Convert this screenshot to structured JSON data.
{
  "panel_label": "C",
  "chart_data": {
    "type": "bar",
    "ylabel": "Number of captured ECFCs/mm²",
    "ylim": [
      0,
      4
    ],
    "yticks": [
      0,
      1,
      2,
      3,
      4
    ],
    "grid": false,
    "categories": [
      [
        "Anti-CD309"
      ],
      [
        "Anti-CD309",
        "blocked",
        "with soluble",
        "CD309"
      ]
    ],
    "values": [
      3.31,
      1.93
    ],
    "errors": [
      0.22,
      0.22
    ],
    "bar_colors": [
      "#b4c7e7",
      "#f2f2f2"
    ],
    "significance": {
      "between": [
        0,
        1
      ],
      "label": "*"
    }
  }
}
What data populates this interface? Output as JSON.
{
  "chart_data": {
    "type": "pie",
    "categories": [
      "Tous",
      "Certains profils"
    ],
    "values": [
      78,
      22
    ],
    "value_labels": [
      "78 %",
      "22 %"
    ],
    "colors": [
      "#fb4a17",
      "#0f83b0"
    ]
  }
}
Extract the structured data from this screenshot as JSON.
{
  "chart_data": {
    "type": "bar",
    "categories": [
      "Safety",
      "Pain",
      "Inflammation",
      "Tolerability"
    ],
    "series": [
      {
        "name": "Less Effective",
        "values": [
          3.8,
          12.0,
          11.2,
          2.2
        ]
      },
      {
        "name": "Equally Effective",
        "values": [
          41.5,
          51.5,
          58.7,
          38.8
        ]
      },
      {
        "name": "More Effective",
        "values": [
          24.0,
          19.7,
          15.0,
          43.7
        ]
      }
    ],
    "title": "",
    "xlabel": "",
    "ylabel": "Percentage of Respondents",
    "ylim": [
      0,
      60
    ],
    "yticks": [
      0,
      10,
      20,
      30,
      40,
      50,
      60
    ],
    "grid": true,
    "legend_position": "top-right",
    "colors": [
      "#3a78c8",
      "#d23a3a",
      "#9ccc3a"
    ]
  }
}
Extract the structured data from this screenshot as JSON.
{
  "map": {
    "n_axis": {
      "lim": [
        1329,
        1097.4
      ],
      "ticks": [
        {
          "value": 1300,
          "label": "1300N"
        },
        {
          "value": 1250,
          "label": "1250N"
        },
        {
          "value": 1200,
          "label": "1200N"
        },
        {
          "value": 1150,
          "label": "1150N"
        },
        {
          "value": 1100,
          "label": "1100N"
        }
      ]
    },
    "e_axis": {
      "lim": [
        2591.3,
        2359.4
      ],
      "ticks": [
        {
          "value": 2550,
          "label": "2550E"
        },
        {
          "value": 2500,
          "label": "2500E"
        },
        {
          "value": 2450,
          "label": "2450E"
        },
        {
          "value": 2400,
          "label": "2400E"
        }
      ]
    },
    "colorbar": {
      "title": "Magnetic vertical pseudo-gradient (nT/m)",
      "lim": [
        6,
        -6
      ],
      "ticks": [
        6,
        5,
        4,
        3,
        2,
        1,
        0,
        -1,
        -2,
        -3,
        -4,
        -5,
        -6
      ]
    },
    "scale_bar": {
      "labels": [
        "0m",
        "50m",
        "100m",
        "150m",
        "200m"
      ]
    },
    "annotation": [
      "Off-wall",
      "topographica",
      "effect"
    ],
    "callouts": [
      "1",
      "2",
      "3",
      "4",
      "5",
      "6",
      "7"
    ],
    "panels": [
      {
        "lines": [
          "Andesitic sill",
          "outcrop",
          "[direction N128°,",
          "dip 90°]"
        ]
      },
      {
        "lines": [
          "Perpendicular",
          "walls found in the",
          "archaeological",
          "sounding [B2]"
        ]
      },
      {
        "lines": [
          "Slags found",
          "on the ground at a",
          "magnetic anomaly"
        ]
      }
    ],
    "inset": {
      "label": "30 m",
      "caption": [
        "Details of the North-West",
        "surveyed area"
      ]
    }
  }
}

-- PROBLEM STATEMENT --
Hand back the material above in full, exactly as written.

-- ANSWER --
Convert this screenshot to structured JSON data.
{
  "panel_label": "C",
  "chart_data": {
    "type": "bar",
    "ylabel": "Number of captured ECFCs/mm²",
    "ylim": [
      0,
      4
    ],
    "yticks": [
      0,
      1,
      2,
      3,
      4
    ],
    "grid": false,
    "categories": [
      [
        "Anti-CD309"
      ],
      [
        "Anti-CD309",
        "blocked",
        "with soluble",
        "CD309"
      ]
    ],
    "values": [
      3.31,
      1.93
    ],
    "errors": [
      0.22,
      0.22
    ],
    "bar_colors": [
      "#b4c7e7",
      "#f2f2f2"
    ],
    "significance": {
      "between": [
        0,
        1
      ],
      "label": "*"
    }
  }
}
What data populates this interface? Output as JSON.
{
  "chart_data": {
    "type": "pie",
    "categories": [
      "Tous",
      "Certains profils"
    ],
    "values": [
      78,
      22
    ],
    "value_labels": [
      "78 %",
      "22 %"
    ],
    "colors": [
      "#fb4a17",
      "#0f83b0"
    ]
  }
}
Extract the structured data from this screenshot as JSON.
{
  "chart_data": {
    "type": "bar",
    "categories": [
      "Safety",
      "Pain",
      "Inflammation",
      "Tolerability"
    ],
    "series": [
      {
        "name": "Less Effective",
        "values": [
          3.8,
          12.0,
          11.2,
          2.2
        ]
      },
      {
        "name": "Equally Effective",
        "values": [
          41.5,
          51.5,
          58.7,
          38.8
        ]
      },
      {
        "name": "More Effective",
        "values": [
          24.0,
          19.7,
          15.0,
          43.7
        ]
      }
    ],
    "title": "",
    "xlabel": "",
    "ylabel": "Percentage of Respondents",
    "ylim": [
      0,
      60
    ],
    "yticks": [
      0,
      10,
      20,
      30,
      40,
      50,
      60
    ],
    "grid": true,
    "legend_position": "top-right",
    "colors": [
      "#3a78c8",
      "#d23a3a",
      "#9ccc3a"
    ]
  }
}
Extract the structured data from this screenshot as JSON.
{
  "map": {
    "n_axis": {
      "lim": [
        1329,
        1097.4
      ],
      "ticks": [
        {
          "value": 1300,
          "label": "1300N"
        },
        {
          "value": 1250,
          "label": "1250N"
        },
        {
          "value": 1200,
          "label": "1200N"
        },
        {
          "value": 1150,
          "label": "1150N"
        },
        {
          "value": 1100,
          "label": "1100N"
        }
      ]
    },
    "e_axis": {
      "lim": [
        2591.3,
        2359.4
      ],
      "ticks": [
        {
          "value": 2550,
          "label": "2550E"
        },
        {
          "value": 2500,
          "label": "2500E"
        },
        {
          "value": 2450,
          "label": "2450E"
        },
        {
          "value": 2400,
          "label": "2400E"
        }
      ]
    },
    "colorbar": {
      "title": "Magnetic vertical pseudo-gradient (nT/m)",
      "lim": [
        6,
        -6
      ],
      "ticks": [
        6,
        5,
        4,
        3,
        2,
        1,
        0,
        -1,
        -2,
        -3,
        -4,
        -5,
        -6
      ]
    },
    "scale_bar": {
      "labels": [
        "0m",
        "50m",
        "100m",
        "150m",
        "200m"
      ]
    },
    "annotation": [
      "Off-wall",
      "topographica",
      "effect"
    ],
    "callouts": [
      "1",
      "2",
      "3",
      "4",
      "5",
      "6",
      "7"
    ],
    "panels": [
      {
        "lines": [
          "Andesitic sill",
          "outcrop",
          "[direction N128°,",
          "dip 90°]"
        ]
      },
      {
        "lines": [
          "Perpendicular",
          "walls found in the",
          "archaeological",
          "sounding [B2]"
        ]
      },
      {
        "lines": [
          "Slags found",
          "on the ground at a",
          "magnetic anomaly"
        ]
      }
    ],
    "inset": {
      "label": "30 m",
      "caption": [
        "Details of the North-West",
        "surveyed area"
      ]
    }
  }
}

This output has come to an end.